Data records
[START]
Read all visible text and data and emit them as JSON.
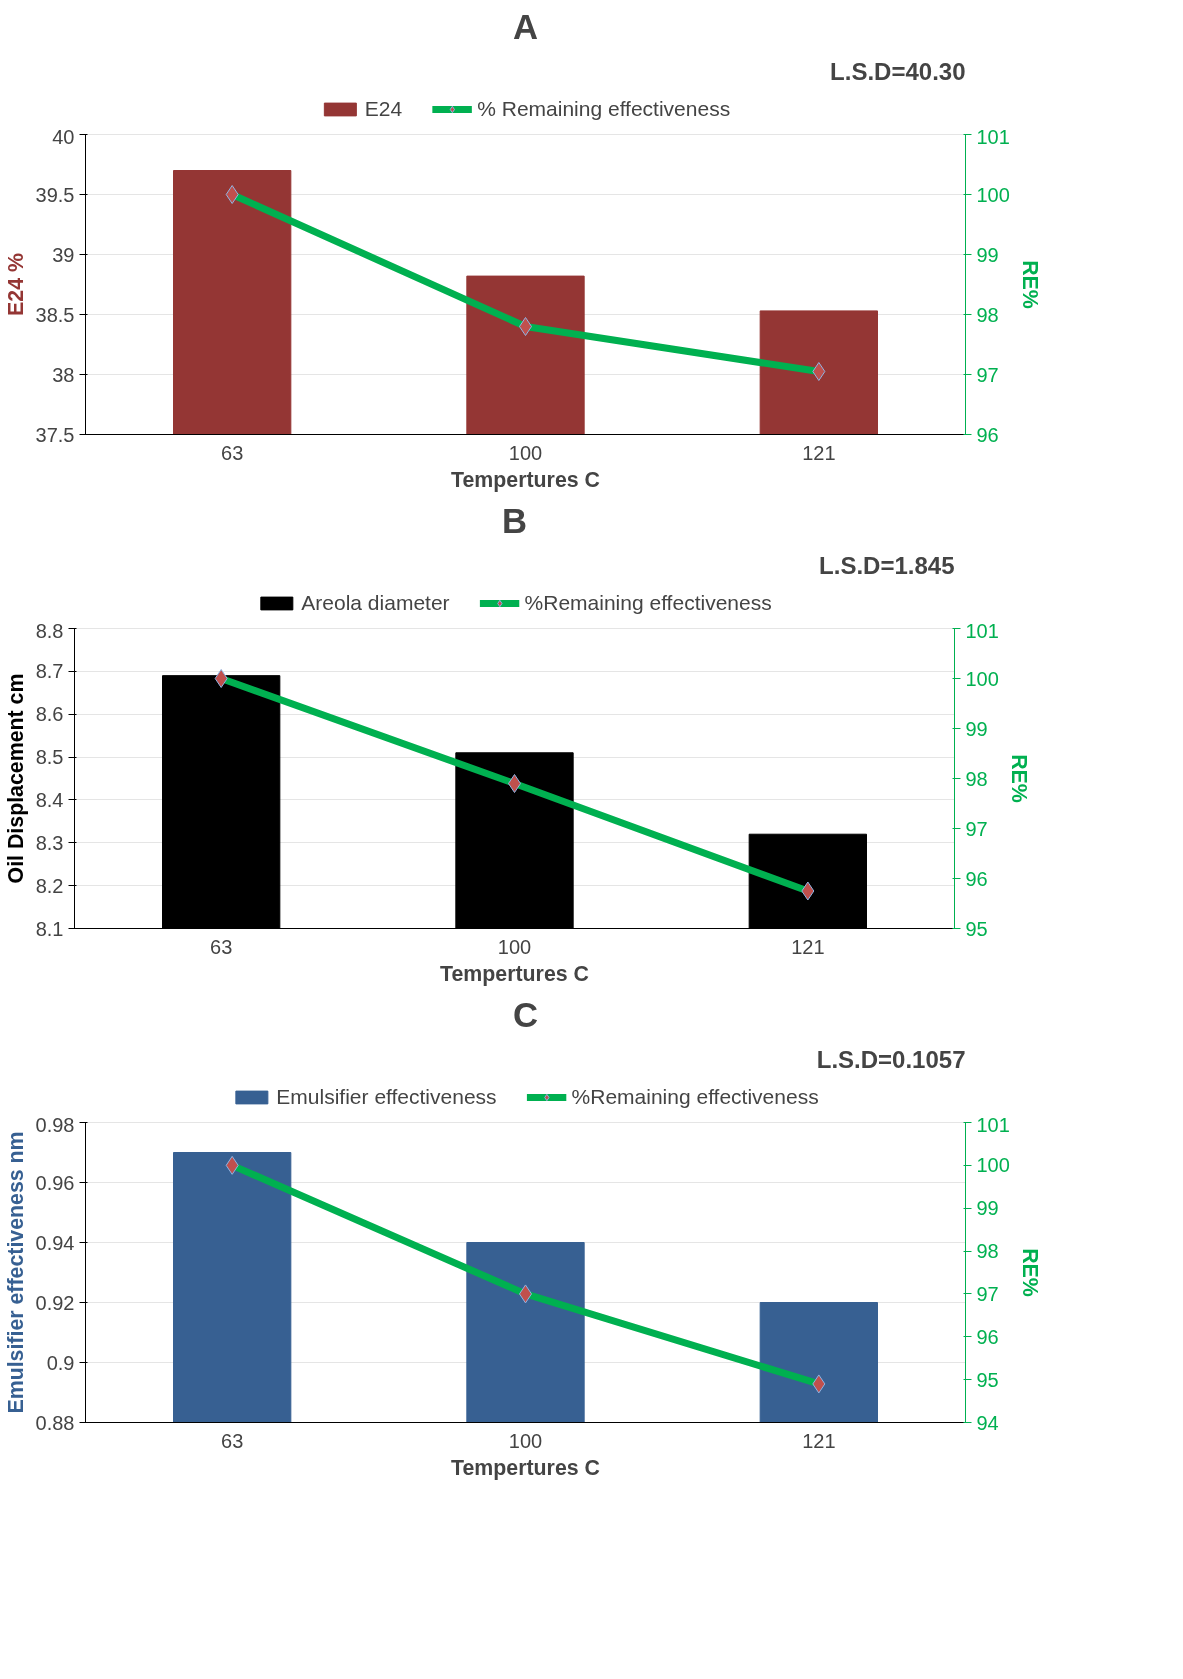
{
  "chart_data": [
    {
      "type": "bar",
      "title": "A",
      "annotations": [
        "L.S.D=40.30"
      ],
      "xlabel": "Tempertures C",
      "ylabel": "E24 %",
      "y2label": "RE%",
      "categories": [
        "63",
        "100",
        "121"
      ],
      "ylim": [
        37.5,
        40
      ],
      "yticks": [
        37.5,
        38,
        38.5,
        39,
        39.5,
        40
      ],
      "y2lim": [
        96,
        101
      ],
      "y2ticks": [
        96,
        97,
        98,
        99,
        100,
        101
      ],
      "grid": "y",
      "legend": "top",
      "marker": "diamond",
      "series": [
        {
          "name": "E24",
          "color": "#943634",
          "values": [
            39.7,
            38.82,
            38.53
          ]
        },
        {
          "name": "% Remaining effectiveness",
          "type": "line",
          "axis": "y2",
          "color": "#00b050",
          "values": [
            100,
            97.8,
            97.05
          ]
        }
      ]
    },
    {
      "type": "bar",
      "title": "B",
      "annotations": [
        "L.S.D=1.845"
      ],
      "xlabel": "Tempertures C",
      "ylabel": "Oil Displacement cm",
      "y2label": "RE%",
      "categories": [
        "63",
        "100",
        "121"
      ],
      "ylim": [
        8.1,
        8.8
      ],
      "yticks": [
        8.1,
        8.2,
        8.3,
        8.4,
        8.5,
        8.6,
        8.7,
        8.8
      ],
      "y2lim": [
        95,
        101
      ],
      "y2ticks": [
        95,
        96,
        97,
        98,
        99,
        100,
        101
      ],
      "grid": "y",
      "legend": "top",
      "marker": "diamond",
      "series": [
        {
          "name": "Areola diameter",
          "color": "#000000",
          "values": [
            8.69,
            8.51,
            8.32
          ]
        },
        {
          "name": "%Remaining effectiveness",
          "type": "line",
          "axis": "y2",
          "color": "#00b050",
          "values": [
            100,
            97.9,
            95.75
          ]
        }
      ]
    },
    {
      "type": "bar",
      "title": "C",
      "annotations": [
        "L.S.D=0.1057"
      ],
      "xlabel": "Tempertures C",
      "ylabel": "Emulsifier effectiveness nm",
      "y2label": "RE%",
      "categories": [
        "63",
        "100",
        "121"
      ],
      "ylim": [
        0.88,
        0.98
      ],
      "yticks": [
        0.88,
        0.9,
        0.92,
        0.94,
        0.96,
        0.98
      ],
      "y2lim": [
        94,
        101
      ],
      "y2ticks": [
        94,
        95,
        96,
        97,
        98,
        99,
        100,
        101
      ],
      "grid": "y",
      "legend": "top",
      "marker": "diamond",
      "series": [
        {
          "name": "Emulsifier effectiveness",
          "color": "#376092",
          "values": [
            0.97,
            0.94,
            0.92
          ]
        },
        {
          "name": "%Remaining effectiveness",
          "type": "line",
          "axis": "y2",
          "color": "#00b050",
          "values": [
            100,
            97,
            94.9
          ]
        }
      ]
    }
  ]
}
[END]
| Do this |
Quote each record exactly as it stands, minus the pictures.

| Final result |
Read all visible text and data and emit them as JSON.
{
  "chart_data": [
    {
      "type": "bar",
      "title": "A",
      "annotations": [
        "L.S.D=40.30"
      ],
      "xlabel": "Tempertures C",
      "ylabel": "E24 %",
      "y2label": "RE%",
      "categories": [
        "63",
        "100",
        "121"
      ],
      "ylim": [
        37.5,
        40
      ],
      "yticks": [
        37.5,
        38,
        38.5,
        39,
        39.5,
        40
      ],
      "y2lim": [
        96,
        101
      ],
      "y2ticks": [
        96,
        97,
        98,
        99,
        100,
        101
      ],
      "grid": "y",
      "legend": "top",
      "marker": "diamond",
      "series": [
        {
          "name": "E24",
          "color": "#943634",
          "values": [
            39.7,
            38.82,
            38.53
          ]
        },
        {
          "name": "% Remaining effectiveness",
          "type": "line",
          "axis": "y2",
          "color": "#00b050",
          "values": [
            100,
            97.8,
            97.05
          ]
        }
      ]
    },
    {
      "type": "bar",
      "title": "B",
      "annotations": [
        "L.S.D=1.845"
      ],
      "xlabel": "Tempertures C",
      "ylabel": "Oil Displacement cm",
      "y2label": "RE%",
      "categories": [
        "63",
        "100",
        "121"
      ],
      "ylim": [
        8.1,
        8.8
      ],
      "yticks": [
        8.1,
        8.2,
        8.3,
        8.4,
        8.5,
        8.6,
        8.7,
        8.8
      ],
      "y2lim": [
        95,
        101
      ],
      "y2ticks": [
        95,
        96,
        97,
        98,
        99,
        100,
        101
      ],
      "grid": "y",
      "legend": "top",
      "marker": "diamond",
      "series": [
        {
          "name": "Areola diameter",
          "color": "#000000",
          "values": [
            8.69,
            8.51,
            8.32
          ]
        },
        {
          "name": "%Remaining effectiveness",
          "type": "line",
          "axis": "y2",
          "color": "#00b050",
          "values": [
            100,
            97.9,
            95.75
          ]
        }
      ]
    },
    {
      "type": "bar",
      "title": "C",
      "annotations": [
        "L.S.D=0.1057"
      ],
      "xlabel": "Tempertures C",
      "ylabel": "Emulsifier effectiveness nm",
      "y2label": "RE%",
      "categories": [
        "63",
        "100",
        "121"
      ],
      "ylim": [
        0.88,
        0.98
      ],
      "yticks": [
        0.88,
        0.9,
        0.92,
        0.94,
        0.96,
        0.98
      ],
      "y2lim": [
        94,
        101
      ],
      "y2ticks": [
        94,
        95,
        96,
        97,
        98,
        99,
        100,
        101
      ],
      "grid": "y",
      "legend": "top",
      "marker": "diamond",
      "series": [
        {
          "name": "Emulsifier effectiveness",
          "color": "#376092",
          "values": [
            0.97,
            0.94,
            0.92
          ]
        },
        {
          "name": "%Remaining effectiveness",
          "type": "line",
          "axis": "y2",
          "color": "#00b050",
          "values": [
            100,
            97,
            94.9
          ]
        }
      ]
    }
  ]
}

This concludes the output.